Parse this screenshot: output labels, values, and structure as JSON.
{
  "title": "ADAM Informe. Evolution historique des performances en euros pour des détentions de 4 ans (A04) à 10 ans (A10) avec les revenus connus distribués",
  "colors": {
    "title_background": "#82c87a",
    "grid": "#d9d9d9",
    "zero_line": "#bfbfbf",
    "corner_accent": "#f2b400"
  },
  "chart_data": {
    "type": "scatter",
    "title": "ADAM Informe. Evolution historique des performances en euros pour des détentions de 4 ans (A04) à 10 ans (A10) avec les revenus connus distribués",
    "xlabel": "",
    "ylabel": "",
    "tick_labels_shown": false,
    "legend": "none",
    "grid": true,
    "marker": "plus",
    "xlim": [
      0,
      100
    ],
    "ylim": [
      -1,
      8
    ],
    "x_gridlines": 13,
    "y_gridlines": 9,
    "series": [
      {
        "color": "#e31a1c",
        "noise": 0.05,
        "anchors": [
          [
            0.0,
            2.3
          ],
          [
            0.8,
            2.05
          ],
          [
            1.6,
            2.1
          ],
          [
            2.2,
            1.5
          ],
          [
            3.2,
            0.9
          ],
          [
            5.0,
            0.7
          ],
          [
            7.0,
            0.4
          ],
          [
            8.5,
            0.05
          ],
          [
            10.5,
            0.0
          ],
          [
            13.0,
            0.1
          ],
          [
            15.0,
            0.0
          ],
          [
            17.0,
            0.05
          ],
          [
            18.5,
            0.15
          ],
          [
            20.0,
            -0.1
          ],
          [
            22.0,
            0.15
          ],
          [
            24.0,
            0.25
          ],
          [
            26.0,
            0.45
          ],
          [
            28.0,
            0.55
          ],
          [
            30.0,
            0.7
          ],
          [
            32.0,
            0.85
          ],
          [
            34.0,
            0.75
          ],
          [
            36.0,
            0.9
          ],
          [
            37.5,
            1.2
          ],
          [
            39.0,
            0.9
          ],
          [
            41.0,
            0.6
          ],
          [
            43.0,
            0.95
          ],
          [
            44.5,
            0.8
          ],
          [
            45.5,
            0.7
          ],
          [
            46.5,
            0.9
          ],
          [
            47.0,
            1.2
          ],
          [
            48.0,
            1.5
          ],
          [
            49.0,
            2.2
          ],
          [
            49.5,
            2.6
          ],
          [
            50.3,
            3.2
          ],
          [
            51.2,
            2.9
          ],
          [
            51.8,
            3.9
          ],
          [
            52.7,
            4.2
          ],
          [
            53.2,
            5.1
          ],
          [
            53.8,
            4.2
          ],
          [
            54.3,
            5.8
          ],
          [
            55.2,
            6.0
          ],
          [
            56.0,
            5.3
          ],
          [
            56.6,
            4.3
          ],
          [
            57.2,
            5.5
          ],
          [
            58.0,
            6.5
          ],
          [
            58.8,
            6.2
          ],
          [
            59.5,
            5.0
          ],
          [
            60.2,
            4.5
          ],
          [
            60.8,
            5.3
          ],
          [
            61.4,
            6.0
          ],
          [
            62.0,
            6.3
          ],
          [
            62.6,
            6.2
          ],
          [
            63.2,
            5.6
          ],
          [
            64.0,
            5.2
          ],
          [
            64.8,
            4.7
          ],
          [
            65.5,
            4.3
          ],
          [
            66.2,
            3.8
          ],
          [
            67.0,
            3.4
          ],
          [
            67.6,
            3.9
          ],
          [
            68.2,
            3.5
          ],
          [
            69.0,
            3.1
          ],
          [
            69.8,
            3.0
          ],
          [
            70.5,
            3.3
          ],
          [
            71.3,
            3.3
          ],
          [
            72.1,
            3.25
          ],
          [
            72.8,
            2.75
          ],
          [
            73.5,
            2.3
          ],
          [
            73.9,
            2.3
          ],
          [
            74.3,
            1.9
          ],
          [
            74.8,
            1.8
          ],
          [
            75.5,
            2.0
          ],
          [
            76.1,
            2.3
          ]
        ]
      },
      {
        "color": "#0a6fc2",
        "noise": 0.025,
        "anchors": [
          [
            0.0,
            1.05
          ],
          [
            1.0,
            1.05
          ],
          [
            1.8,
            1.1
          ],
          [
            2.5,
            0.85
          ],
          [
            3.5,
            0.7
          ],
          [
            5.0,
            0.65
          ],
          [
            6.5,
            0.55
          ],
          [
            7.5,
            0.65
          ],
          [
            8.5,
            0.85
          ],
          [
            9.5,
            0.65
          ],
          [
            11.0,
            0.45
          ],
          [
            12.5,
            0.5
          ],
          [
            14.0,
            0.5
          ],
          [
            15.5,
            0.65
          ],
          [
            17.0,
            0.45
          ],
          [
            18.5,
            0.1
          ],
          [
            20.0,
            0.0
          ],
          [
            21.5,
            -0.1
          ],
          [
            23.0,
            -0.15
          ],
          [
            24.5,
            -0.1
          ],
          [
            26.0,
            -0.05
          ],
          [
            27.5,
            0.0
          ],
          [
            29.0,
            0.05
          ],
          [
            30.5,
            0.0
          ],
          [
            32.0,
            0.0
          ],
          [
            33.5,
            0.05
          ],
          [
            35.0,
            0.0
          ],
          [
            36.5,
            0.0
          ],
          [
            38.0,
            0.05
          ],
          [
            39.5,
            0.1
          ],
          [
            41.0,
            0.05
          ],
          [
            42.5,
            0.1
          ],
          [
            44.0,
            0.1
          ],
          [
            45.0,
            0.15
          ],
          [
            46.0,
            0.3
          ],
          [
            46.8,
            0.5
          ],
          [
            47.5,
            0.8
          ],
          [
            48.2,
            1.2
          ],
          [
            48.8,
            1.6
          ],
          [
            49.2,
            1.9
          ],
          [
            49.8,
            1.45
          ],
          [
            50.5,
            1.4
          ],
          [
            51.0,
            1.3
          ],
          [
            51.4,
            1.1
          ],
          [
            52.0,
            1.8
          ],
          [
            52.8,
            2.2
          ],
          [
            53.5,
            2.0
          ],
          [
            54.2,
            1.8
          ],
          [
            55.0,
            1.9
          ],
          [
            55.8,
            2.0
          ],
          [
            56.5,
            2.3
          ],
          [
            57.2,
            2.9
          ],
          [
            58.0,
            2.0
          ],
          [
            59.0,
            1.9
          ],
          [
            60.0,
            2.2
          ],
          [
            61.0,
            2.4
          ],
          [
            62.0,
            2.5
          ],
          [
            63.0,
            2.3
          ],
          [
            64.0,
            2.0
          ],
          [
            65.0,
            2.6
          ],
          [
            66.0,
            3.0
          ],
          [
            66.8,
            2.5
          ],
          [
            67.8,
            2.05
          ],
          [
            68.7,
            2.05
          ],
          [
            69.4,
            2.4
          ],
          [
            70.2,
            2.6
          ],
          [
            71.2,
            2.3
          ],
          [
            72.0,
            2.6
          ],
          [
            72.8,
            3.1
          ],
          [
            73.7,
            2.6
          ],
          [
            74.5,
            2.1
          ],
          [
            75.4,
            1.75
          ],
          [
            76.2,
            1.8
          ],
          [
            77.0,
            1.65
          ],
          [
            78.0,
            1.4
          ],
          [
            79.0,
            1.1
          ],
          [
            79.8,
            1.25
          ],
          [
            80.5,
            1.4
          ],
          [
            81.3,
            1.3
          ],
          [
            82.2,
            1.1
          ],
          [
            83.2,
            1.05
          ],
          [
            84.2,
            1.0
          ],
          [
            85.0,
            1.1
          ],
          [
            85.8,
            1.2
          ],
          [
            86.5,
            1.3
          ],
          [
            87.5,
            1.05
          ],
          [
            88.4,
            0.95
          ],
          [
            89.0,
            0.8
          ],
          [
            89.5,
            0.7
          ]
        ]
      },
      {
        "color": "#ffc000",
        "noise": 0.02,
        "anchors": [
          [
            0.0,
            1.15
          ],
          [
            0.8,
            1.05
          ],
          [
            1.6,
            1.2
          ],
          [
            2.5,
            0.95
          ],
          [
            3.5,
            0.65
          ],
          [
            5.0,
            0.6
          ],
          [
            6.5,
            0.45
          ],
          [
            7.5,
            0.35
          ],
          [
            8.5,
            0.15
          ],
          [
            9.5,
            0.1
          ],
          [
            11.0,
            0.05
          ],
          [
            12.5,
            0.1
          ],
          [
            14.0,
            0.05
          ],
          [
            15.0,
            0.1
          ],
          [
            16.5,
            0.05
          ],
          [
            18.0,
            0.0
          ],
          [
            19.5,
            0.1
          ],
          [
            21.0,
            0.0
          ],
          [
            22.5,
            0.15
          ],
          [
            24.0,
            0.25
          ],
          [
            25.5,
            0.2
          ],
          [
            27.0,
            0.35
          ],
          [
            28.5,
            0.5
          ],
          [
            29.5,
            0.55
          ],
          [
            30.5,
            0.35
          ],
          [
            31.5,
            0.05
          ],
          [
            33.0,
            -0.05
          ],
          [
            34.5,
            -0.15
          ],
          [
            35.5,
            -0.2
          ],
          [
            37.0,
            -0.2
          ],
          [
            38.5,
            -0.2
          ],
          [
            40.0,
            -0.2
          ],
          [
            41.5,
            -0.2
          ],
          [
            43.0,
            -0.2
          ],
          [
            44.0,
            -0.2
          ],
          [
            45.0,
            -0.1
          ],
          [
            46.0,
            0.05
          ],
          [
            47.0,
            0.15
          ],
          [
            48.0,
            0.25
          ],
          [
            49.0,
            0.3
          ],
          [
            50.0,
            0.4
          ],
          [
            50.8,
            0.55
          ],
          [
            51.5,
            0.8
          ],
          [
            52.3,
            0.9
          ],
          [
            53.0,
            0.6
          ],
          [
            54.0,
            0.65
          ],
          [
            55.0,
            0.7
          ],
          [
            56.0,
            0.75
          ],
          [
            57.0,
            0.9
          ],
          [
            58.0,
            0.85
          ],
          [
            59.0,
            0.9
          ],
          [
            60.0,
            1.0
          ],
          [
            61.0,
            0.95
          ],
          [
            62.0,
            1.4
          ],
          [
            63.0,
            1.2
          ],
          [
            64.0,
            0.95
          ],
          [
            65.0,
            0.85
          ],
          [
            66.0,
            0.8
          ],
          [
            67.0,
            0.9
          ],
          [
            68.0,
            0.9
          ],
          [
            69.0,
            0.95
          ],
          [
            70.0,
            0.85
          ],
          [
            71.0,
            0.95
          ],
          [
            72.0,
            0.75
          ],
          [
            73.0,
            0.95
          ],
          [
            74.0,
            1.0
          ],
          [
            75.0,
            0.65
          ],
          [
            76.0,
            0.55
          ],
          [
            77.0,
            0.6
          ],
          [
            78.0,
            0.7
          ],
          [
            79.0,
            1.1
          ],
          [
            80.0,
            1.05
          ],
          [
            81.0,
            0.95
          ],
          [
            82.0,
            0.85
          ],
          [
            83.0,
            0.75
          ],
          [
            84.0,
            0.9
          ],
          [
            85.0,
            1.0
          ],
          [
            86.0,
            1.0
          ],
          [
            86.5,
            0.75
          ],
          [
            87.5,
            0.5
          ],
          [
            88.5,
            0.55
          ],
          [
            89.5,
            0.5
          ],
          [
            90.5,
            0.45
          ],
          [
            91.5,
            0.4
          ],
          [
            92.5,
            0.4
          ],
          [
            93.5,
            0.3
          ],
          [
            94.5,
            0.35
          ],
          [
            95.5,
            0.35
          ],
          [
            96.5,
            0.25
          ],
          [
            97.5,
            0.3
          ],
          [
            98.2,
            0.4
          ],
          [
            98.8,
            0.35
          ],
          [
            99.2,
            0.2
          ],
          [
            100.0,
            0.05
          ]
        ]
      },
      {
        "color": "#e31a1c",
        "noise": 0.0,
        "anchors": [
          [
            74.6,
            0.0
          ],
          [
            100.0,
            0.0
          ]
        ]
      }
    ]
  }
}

# # # # # # #

--- Exercise ---
Show every line that contains the word "historique".

--- Written response ---
  "title": "ADAM Informe. Evolution historique des performances en euros pour des détentions de 4 ans (A04) à 10 ans (A10) avec les revenus connus distribués",
    "title": "ADAM Informe. Evolution historique des performances en euros pour des détentions de 4 ans (A04) à 10 ans (A10) avec les revenus connus distribués",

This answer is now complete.